Given exercise: Copy every line that contains the string "tổng" from the entries below.

Input rows:
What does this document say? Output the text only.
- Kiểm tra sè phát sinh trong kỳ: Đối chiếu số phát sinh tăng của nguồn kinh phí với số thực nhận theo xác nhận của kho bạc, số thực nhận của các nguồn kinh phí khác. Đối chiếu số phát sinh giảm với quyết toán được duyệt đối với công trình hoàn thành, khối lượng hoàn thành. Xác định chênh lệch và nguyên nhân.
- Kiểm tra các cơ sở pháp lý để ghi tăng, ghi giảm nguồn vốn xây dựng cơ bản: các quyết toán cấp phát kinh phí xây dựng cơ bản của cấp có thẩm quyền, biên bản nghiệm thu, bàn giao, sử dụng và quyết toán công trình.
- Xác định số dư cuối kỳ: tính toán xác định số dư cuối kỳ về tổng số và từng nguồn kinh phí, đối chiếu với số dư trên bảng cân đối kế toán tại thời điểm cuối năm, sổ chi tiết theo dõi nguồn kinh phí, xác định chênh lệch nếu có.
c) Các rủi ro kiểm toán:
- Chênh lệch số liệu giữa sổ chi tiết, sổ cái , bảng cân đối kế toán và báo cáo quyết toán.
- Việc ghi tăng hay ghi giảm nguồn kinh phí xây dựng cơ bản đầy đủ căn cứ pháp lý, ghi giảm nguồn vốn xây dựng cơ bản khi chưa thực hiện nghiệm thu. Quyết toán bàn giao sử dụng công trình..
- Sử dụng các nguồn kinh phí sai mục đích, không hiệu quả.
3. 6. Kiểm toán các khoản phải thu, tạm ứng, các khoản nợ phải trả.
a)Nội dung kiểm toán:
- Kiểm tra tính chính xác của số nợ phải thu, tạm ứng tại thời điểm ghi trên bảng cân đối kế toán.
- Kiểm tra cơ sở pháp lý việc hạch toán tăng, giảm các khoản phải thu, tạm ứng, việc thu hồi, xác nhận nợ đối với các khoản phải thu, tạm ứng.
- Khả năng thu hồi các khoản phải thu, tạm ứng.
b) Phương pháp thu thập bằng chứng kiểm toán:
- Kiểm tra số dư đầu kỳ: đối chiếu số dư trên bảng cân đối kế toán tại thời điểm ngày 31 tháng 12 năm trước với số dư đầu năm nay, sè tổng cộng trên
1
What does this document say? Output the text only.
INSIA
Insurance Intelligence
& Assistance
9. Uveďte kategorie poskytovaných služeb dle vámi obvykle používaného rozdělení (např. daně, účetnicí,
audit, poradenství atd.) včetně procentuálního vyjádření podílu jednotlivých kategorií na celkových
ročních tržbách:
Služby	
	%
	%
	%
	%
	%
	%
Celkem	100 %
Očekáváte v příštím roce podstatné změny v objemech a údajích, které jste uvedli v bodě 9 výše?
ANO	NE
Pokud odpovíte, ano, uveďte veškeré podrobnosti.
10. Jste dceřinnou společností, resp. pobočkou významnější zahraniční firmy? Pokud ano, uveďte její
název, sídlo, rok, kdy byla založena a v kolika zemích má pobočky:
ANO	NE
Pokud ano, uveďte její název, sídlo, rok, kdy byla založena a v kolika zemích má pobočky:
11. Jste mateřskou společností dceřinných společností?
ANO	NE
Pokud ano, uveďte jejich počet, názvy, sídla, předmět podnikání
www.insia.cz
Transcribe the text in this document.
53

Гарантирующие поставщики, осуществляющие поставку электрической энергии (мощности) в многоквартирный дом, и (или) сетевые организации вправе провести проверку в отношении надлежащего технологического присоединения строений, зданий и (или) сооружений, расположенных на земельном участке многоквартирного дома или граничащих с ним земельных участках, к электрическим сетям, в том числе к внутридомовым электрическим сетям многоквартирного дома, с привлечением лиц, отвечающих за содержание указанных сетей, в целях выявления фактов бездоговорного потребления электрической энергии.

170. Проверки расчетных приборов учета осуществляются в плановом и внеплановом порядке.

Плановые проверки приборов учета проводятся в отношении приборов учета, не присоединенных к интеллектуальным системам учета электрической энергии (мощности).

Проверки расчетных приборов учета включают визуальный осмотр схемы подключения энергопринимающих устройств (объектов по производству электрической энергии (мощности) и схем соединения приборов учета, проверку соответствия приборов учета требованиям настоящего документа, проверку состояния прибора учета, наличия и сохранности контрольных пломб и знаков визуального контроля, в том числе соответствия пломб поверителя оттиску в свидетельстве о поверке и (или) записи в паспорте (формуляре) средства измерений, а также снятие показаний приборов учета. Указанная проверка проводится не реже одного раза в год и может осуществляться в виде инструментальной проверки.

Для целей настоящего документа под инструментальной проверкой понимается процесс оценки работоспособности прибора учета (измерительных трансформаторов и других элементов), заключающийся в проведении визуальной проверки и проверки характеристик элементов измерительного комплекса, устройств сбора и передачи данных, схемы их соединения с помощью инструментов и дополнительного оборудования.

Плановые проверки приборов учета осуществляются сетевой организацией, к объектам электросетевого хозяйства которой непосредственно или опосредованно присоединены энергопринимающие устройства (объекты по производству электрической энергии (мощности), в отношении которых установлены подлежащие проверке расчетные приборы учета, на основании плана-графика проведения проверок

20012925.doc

Solved problem:
- Xác định số dư cuối kỳ: tính toán xác định số dư cuối kỳ về tổng số và từng nguồn kinh phí, đối chiếu với số dư trên bảng cân đối kế toán tại thời điểm cuối năm, sổ chi tiết theo dõi nguồn kinh phí, xác định chênh lệch nếu có.
- Kiểm tra số dư đầu kỳ: đối chiếu số dư trên bảng cân đối kế toán tại thời điểm ngày 31 tháng 12 năm trước với số dư đầu năm nay, sè tổng cộng trên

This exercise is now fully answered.